[RECORDS SUPPLIED]
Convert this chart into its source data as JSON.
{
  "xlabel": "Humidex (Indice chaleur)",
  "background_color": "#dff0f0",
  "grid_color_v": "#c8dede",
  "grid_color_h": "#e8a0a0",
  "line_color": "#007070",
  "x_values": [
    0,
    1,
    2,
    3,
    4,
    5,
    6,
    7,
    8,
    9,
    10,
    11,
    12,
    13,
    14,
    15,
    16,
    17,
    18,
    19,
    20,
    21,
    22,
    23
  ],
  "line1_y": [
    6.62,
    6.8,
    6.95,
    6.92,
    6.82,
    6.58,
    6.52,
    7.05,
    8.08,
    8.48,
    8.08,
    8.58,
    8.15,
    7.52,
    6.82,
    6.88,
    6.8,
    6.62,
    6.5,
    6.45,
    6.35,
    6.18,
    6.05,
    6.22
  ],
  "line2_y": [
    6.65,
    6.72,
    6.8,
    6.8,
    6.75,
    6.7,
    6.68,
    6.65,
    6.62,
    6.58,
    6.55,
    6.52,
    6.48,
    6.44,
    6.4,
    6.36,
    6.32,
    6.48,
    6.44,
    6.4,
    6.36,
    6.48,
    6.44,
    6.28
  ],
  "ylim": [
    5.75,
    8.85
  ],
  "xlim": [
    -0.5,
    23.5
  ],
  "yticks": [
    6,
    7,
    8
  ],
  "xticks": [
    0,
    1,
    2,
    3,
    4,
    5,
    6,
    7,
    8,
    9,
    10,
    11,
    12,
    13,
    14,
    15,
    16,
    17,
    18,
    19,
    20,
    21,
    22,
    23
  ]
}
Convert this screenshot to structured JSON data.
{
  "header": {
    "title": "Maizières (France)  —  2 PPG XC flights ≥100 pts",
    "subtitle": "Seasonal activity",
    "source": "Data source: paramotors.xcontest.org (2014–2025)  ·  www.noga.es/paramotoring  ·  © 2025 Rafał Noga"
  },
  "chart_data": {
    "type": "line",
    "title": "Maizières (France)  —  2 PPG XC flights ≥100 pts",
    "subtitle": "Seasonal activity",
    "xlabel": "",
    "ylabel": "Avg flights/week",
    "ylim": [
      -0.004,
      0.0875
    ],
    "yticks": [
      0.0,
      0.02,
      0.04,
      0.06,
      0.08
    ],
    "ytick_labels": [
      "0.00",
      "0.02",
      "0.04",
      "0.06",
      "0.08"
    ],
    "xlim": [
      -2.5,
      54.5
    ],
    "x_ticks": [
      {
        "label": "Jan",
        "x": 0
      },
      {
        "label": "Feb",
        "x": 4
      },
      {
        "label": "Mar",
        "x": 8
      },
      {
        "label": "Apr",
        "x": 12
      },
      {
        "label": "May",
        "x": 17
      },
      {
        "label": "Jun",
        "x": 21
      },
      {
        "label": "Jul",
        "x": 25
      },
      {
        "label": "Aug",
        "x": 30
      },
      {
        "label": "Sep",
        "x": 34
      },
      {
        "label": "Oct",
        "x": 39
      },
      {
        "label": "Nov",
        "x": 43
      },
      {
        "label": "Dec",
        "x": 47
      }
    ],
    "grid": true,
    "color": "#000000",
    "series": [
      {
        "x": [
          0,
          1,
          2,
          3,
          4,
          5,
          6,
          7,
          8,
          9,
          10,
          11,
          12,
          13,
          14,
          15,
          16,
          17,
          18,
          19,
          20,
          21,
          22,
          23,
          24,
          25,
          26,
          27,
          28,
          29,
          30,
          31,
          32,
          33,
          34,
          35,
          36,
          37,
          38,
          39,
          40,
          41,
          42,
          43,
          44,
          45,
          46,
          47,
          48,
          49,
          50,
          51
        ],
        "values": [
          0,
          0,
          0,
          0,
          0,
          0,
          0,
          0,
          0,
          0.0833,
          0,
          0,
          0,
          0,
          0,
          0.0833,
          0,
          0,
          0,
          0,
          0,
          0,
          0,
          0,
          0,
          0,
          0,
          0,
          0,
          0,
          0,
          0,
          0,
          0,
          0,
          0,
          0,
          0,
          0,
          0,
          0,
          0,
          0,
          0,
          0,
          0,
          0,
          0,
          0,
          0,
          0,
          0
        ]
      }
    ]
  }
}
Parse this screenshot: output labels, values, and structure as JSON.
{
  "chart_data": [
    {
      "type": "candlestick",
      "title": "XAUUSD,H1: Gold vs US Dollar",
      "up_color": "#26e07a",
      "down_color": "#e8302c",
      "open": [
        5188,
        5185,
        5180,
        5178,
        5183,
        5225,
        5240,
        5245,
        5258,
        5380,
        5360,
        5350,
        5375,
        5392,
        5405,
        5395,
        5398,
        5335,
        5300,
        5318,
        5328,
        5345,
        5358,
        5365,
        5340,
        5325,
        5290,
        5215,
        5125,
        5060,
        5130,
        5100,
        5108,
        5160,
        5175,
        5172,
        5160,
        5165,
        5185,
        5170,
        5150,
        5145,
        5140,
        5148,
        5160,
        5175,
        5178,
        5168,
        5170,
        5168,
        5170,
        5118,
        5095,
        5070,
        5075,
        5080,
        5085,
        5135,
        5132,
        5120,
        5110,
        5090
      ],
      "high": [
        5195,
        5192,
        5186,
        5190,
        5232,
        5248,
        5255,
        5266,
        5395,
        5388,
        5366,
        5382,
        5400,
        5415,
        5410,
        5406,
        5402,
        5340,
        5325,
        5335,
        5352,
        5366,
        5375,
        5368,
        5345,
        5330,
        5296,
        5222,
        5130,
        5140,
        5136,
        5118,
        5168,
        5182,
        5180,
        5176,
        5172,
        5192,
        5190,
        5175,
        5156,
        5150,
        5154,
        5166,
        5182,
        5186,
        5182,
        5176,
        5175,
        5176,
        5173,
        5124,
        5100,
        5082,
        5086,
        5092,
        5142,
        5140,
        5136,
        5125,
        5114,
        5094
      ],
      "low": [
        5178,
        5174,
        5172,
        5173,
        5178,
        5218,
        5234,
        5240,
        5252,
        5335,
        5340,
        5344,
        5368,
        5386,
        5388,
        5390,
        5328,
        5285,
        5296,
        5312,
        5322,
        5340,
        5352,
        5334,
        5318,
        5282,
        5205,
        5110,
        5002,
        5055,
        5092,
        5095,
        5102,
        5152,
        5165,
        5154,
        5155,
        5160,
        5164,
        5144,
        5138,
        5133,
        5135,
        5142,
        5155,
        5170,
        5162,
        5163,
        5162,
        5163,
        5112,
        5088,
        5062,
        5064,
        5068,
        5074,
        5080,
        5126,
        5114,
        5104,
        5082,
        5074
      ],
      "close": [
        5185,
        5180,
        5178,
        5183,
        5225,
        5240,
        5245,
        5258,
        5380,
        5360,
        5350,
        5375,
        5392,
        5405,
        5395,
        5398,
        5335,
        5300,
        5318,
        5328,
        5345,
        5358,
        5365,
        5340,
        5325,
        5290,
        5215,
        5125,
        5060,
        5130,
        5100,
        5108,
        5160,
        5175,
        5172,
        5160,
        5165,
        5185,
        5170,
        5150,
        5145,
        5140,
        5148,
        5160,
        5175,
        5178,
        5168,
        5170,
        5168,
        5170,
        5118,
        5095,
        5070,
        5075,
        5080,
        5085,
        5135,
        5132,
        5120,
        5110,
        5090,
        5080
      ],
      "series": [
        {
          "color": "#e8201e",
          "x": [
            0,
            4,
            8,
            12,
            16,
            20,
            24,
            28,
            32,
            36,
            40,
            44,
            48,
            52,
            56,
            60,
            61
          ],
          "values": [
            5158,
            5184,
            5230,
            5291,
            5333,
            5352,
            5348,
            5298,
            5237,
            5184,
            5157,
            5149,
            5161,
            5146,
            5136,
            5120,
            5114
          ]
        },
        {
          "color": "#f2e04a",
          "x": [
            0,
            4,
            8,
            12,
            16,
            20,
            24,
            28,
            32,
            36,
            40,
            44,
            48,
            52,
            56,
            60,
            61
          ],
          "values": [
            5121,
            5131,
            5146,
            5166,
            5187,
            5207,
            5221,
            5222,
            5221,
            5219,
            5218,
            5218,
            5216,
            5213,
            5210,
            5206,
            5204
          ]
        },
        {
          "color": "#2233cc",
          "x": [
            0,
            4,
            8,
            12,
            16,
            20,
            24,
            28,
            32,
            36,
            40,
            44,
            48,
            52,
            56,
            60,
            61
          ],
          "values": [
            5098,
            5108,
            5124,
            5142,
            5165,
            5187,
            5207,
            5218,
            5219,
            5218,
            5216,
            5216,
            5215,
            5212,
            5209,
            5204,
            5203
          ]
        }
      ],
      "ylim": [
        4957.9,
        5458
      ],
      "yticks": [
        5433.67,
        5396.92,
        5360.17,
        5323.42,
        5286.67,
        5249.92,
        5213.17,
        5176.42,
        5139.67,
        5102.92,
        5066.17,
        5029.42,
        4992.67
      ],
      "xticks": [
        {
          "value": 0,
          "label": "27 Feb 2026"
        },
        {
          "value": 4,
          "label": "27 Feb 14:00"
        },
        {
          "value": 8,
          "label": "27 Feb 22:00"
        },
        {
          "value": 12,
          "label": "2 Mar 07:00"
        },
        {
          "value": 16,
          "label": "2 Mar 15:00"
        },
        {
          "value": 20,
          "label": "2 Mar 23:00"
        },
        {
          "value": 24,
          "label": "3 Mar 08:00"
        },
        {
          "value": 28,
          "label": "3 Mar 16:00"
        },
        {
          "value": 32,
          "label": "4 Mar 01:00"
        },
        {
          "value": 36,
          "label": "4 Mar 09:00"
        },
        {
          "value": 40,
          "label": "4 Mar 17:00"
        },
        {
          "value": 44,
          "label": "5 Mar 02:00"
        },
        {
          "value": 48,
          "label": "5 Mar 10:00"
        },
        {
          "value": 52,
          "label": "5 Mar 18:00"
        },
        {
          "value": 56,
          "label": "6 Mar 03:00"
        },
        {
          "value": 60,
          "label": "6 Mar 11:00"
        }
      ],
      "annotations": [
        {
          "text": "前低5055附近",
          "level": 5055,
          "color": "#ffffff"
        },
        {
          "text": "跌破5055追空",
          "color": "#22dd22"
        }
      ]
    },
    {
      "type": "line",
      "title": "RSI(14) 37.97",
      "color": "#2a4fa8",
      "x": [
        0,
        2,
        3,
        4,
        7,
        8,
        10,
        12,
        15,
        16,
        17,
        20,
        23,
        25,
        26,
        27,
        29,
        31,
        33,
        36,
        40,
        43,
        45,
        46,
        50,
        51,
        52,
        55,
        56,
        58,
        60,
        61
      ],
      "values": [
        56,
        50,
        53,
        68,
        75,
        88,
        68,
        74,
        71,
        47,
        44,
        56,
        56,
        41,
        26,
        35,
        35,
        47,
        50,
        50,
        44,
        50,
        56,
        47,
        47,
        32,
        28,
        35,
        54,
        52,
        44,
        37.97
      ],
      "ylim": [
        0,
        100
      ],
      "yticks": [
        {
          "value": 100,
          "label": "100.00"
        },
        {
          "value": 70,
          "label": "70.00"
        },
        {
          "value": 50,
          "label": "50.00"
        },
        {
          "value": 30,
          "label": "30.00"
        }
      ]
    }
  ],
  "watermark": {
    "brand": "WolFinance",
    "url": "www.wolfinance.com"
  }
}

[TASK] Copy each line containing the word "this" from the data.

[EXERCISE OUTPUT]
Convert this chart into its source data as JSON.
Convert this screenshot to structured JSON data.
Parse this screenshot: output labels, values, and structure as JSON.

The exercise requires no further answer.